#### Article
------

Saturday, December 30, 2023

I know exactly who you are.

Maestro – 2/5 

I didn't care about Leonard Bernstein going in and this movie didn't raise my temperature on this notion. He's not that interesting except for how long his Wikipedia is. He did a lot? I wouldn't know from the movie, which is stuck on a not particularly compelling relationship. Famous man a jerk, more at 11. Bradley Cooper is capital-A Acting, he's an Act-or, he is acting, my dear boy, and he may or may not be a good mimic, how the fuck would I know, but even if he got him perfect, it still comes across as corny. He's playing the truth when he's supposed to be playing along with the music. It's got to all fit together. He's not conducting an orchestra; he's solo-ing. It's a movie built for acting awards. Look at him, look at how he lights up a room. But he does look good. We are in a golden age of on-screen old-age makeup. 

Friday, December 29, 2023

Sing along with the common people.

------

#### Items
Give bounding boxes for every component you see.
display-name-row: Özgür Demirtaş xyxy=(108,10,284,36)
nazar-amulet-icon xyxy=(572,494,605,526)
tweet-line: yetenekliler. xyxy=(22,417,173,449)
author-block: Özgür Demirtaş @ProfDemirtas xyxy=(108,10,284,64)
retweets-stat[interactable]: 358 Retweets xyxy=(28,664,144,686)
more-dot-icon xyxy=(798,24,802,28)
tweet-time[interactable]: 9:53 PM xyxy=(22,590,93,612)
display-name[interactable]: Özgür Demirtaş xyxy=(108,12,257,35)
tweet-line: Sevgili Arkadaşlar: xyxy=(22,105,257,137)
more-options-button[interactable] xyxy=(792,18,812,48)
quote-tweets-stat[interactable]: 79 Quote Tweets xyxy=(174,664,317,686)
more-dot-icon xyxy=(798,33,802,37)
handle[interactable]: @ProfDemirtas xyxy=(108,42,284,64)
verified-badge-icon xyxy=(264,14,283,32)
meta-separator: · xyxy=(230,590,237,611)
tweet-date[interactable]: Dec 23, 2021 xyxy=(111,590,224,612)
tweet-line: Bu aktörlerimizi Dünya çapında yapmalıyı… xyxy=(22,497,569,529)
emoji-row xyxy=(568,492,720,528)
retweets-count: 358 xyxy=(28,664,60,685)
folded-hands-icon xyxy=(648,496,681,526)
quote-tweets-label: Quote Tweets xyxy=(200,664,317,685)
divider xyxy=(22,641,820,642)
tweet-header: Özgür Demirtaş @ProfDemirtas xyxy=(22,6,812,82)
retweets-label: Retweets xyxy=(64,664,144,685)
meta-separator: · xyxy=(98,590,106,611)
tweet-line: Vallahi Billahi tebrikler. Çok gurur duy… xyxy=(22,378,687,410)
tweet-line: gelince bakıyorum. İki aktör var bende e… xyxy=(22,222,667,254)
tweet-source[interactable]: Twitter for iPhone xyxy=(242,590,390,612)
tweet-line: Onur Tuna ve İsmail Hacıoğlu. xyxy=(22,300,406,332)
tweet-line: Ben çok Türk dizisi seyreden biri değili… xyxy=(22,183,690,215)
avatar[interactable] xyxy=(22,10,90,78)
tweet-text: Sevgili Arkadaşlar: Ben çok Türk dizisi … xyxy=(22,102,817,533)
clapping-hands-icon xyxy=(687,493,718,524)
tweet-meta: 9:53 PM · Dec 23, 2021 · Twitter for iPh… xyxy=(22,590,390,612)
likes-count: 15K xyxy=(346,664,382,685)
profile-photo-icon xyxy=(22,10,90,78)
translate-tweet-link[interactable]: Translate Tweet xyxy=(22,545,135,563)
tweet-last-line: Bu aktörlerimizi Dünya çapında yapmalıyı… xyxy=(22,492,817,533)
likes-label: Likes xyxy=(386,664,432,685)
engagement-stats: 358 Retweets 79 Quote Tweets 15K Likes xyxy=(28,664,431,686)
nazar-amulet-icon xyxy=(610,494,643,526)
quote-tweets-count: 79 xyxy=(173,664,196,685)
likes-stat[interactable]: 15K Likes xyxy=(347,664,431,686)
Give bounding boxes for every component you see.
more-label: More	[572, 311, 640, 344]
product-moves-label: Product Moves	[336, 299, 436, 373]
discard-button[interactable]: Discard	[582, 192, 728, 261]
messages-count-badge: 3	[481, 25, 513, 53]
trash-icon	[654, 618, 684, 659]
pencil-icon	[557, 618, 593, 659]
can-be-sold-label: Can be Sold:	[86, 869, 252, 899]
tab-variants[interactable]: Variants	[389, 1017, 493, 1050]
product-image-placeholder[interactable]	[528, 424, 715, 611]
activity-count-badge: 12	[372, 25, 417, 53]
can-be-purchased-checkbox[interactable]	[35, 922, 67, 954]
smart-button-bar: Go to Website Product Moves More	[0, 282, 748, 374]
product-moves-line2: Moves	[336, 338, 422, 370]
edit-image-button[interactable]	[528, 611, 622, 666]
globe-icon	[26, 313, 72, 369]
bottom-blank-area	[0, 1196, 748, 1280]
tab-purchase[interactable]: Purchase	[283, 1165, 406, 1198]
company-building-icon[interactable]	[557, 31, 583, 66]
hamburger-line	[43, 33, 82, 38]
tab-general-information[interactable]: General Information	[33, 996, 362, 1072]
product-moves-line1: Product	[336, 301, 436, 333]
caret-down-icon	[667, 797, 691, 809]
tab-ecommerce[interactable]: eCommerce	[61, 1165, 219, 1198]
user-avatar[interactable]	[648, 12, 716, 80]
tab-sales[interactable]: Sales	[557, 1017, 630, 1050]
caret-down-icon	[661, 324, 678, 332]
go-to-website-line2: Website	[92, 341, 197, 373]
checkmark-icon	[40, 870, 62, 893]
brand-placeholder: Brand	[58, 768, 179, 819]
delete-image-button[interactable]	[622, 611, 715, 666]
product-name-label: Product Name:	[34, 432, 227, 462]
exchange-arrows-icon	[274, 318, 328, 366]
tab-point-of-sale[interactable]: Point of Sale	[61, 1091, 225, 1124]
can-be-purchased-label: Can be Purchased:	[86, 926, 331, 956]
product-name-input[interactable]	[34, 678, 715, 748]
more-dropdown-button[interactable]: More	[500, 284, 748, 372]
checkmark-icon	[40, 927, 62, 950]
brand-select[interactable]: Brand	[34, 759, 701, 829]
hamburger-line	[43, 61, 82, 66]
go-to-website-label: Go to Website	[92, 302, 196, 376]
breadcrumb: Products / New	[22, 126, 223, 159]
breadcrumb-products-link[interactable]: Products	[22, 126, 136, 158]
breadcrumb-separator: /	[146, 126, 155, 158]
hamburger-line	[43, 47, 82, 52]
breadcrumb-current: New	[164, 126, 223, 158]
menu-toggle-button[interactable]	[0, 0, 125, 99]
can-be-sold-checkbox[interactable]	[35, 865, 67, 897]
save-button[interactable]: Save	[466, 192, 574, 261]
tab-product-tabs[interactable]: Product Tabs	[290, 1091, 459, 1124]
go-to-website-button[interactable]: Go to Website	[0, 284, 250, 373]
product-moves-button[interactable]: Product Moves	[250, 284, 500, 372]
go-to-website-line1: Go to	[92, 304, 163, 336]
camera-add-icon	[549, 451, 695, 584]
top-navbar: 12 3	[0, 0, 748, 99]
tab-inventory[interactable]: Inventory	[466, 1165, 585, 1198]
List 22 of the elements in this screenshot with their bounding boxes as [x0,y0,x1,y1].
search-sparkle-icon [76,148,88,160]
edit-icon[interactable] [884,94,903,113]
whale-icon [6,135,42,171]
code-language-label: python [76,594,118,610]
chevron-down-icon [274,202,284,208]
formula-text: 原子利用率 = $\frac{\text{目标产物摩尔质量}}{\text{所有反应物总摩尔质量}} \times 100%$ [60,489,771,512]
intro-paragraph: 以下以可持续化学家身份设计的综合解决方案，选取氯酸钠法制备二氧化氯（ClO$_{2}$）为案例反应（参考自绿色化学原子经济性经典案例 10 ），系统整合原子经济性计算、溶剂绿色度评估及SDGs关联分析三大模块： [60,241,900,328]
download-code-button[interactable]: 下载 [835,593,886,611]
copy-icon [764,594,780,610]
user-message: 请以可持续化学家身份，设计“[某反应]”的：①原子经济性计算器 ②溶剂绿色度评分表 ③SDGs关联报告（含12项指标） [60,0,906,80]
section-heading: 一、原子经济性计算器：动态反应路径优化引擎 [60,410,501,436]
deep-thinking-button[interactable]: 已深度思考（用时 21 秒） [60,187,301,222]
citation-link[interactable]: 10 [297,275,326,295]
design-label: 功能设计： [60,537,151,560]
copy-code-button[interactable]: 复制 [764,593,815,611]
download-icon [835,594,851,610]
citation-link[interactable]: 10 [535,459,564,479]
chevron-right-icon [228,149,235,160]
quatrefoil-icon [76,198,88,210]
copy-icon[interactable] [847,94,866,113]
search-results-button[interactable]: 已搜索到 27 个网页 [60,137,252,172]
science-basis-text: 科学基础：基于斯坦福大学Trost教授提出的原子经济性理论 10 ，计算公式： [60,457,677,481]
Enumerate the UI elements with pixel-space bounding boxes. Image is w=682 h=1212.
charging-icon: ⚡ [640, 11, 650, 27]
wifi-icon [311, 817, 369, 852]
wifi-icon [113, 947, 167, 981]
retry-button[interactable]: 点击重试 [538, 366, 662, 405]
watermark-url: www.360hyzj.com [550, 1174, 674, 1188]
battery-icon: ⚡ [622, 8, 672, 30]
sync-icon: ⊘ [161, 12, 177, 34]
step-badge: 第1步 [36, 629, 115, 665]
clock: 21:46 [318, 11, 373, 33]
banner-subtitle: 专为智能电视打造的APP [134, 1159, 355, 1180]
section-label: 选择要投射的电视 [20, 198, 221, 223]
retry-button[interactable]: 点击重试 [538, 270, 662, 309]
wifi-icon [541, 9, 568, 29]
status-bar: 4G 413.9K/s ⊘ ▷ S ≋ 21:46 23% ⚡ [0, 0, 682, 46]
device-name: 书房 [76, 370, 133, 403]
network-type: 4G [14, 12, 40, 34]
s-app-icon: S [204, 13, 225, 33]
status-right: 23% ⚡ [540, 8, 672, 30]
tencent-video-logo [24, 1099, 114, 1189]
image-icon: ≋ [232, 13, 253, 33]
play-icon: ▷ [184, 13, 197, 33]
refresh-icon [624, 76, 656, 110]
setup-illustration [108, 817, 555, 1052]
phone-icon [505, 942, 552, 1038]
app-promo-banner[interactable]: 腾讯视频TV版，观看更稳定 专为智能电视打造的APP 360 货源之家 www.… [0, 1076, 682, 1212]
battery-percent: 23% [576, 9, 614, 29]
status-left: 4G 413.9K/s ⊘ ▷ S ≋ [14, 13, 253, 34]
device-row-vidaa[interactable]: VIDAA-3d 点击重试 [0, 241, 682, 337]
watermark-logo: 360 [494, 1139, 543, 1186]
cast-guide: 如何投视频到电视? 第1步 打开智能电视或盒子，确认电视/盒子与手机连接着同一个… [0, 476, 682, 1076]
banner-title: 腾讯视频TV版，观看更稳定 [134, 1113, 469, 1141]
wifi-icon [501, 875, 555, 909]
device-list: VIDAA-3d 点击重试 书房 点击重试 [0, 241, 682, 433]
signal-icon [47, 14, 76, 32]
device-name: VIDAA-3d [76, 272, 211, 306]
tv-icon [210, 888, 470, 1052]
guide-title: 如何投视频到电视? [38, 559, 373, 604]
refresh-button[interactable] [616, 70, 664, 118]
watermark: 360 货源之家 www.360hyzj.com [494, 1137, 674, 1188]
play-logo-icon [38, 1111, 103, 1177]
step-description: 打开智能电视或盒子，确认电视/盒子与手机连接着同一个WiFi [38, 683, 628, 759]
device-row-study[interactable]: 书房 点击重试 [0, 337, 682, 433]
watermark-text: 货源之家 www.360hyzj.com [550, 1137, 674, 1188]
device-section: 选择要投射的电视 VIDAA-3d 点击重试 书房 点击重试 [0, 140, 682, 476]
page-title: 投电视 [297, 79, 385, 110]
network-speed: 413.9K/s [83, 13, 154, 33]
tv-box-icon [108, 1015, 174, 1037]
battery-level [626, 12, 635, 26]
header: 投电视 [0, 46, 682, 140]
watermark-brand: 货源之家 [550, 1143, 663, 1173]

------

#### What you will do
In the Maestro review, what does the reviewer say we are in a golden age of?

#### The response
On-screen old-age makeup.